Task requirements:
A – From the article on the Feline Immuno-deficiency Virus, list every virus it names by abbreviation, with the host each one infects.
B – Continue the article on the Feline Immuno-deficiency Virus, picking up after its last sentence.

More questions on Fiv

lifestyle June 24, 2012 00:00

By Laurie Rosenthal
The Nation o

3,895 Viewed

Research continues into the Feline Immuno-deficiency Virus but a cure has yet to be found


Readers have phoned or emailed me to ask for more information on the Feline Immuno-deficiency Virus (Fiv), and to ask what will happen to Mekhala, who is infected with the virus.
The main question readers ask is if humans can be infected by Fiv. The answer is “no”, not from cats. We, unfortunately, have our very own infection, HIV.
Nor can other animals be infected with Fiv. Researchers have found, though, that some species have their own immuno-deficiency virus. Some primates carry the Simian Immuno-deficiency Virus (Siv). A few years ago, researchers found koalas carrying their own virus (Kid), and other species seem to have their own specific virus.

Data to examine:

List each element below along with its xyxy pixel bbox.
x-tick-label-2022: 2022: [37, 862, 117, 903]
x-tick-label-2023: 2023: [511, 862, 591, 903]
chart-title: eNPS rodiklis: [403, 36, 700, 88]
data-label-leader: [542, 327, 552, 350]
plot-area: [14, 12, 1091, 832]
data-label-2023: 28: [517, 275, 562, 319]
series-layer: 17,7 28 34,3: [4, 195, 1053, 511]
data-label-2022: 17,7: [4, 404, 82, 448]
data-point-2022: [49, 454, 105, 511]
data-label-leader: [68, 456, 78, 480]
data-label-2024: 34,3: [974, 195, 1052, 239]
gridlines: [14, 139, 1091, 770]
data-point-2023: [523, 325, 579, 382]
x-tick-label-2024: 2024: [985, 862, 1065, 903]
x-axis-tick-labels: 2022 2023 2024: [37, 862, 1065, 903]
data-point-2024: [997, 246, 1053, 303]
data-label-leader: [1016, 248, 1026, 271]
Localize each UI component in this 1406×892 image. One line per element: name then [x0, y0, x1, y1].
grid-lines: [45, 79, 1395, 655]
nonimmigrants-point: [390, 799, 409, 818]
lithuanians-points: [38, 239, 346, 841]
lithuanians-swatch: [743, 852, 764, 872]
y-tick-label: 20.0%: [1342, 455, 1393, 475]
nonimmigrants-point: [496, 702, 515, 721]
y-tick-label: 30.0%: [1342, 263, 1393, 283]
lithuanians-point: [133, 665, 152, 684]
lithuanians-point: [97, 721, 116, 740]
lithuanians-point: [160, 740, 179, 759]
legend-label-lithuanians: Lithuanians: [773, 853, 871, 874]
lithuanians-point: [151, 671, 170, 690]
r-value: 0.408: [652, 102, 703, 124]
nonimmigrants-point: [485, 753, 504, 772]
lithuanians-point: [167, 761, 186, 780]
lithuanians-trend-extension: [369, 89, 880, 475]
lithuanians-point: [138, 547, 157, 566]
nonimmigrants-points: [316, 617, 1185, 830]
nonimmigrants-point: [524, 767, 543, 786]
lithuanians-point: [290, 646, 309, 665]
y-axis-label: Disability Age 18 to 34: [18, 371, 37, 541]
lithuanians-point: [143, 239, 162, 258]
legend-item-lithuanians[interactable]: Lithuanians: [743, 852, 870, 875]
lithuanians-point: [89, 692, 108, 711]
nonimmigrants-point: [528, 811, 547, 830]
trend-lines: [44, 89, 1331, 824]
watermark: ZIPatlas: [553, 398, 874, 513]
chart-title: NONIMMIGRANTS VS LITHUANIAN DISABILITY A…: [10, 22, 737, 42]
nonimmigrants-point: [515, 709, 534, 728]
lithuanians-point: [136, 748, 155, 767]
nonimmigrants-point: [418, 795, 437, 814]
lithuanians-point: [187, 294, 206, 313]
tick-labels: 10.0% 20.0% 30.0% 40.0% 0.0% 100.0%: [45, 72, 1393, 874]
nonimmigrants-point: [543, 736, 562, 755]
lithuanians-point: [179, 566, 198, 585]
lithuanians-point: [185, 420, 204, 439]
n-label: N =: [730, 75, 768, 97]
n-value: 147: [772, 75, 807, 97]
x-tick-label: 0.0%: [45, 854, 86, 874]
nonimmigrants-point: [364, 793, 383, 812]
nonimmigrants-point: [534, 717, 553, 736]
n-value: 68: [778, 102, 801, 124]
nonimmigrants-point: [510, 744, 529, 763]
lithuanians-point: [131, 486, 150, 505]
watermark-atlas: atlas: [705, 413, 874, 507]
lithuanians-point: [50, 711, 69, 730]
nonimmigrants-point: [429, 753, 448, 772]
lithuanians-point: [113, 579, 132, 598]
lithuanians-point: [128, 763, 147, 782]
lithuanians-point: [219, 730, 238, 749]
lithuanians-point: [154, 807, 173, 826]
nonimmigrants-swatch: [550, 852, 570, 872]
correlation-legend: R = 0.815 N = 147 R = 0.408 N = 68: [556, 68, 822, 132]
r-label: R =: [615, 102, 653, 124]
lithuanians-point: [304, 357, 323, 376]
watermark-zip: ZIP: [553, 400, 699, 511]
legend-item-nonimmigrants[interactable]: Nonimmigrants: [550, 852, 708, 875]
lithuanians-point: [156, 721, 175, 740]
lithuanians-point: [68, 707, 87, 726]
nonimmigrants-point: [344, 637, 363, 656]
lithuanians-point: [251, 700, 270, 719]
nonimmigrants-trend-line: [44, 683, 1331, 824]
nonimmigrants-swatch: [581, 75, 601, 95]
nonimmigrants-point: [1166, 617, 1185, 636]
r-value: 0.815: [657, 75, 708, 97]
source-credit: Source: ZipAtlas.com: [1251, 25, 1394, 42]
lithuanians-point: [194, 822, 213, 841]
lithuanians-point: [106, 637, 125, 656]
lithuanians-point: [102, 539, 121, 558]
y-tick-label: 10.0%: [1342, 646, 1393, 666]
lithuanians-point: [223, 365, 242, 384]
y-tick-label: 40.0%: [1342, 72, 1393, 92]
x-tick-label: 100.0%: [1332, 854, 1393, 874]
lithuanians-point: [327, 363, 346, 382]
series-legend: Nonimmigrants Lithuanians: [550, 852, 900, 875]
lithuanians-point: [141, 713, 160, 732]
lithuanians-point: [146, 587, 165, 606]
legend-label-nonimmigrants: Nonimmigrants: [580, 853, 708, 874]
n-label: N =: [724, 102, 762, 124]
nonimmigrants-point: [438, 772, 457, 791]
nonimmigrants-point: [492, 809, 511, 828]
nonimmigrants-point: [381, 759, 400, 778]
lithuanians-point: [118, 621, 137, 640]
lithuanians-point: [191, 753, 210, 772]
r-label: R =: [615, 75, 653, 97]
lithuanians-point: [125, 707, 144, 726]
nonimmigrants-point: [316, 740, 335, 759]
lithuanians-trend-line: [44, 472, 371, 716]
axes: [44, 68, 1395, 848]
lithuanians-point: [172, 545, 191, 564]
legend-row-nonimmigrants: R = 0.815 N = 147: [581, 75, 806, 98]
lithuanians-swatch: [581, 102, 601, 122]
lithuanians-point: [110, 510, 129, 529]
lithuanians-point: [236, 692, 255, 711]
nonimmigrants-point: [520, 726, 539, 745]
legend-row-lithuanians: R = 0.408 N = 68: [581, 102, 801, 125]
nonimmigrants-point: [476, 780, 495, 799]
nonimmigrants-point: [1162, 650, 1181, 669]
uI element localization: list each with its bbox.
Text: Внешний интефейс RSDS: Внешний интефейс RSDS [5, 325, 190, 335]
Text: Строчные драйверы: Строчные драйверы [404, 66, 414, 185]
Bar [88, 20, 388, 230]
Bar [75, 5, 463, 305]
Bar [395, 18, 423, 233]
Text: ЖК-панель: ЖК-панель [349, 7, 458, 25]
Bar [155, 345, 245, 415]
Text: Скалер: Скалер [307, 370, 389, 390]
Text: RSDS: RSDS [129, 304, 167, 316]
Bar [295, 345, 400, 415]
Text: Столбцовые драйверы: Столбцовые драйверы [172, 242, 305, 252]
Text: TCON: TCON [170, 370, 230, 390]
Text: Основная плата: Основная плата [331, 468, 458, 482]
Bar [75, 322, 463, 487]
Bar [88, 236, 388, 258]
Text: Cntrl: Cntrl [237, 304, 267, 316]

Answers in order:
A –
- Fiv (Feline Immuno-deficiency Virus): cats
- HIV: humans
- Siv (Simian Immuno-deficiency Virus): some primates
- Kid: koalas

B –
Although researchers haven’t discovered (so far) any Canine Immuno-deficiency Virus in dogs, some breeds can suffer from another kind of autoimmune disease. This disease is genetic and usually results in the death of the dog before it reaches its second year.
A cat acquires Fiv when it’s bitten by an infected cat. A simple blood test can show whether or not a cat has the virus. Just be careful. An infected mother cat can give birth to babies who are negative but might test positive because they’ve picked up the antibodies from her milk. The best time to test kittens is at least two months or more after they’ve been weaned.
Among the best ways to protect your cat from infected cats is neutering, which reduces fighting.
Some cats with Fiv never show any symptoms and live long and healthy lives. Some die within a year or so of being infected. Mekhala, now going on five years, was almost symptom-free last year.
I thought that somehow, she might continue healthy, but this year, her immune system seems to have grown weaker. Just three weeks ago, her gums were inflamed, wounds on her head were not healing properly, and the yeast infection on her paws indicated how weak her immune system really is.
I’m happy to say that slowly, very slowly, her sore mouth has healed, and her wounds are beginning to close. Her paws, thanks to that shampoo treatment, are improving too.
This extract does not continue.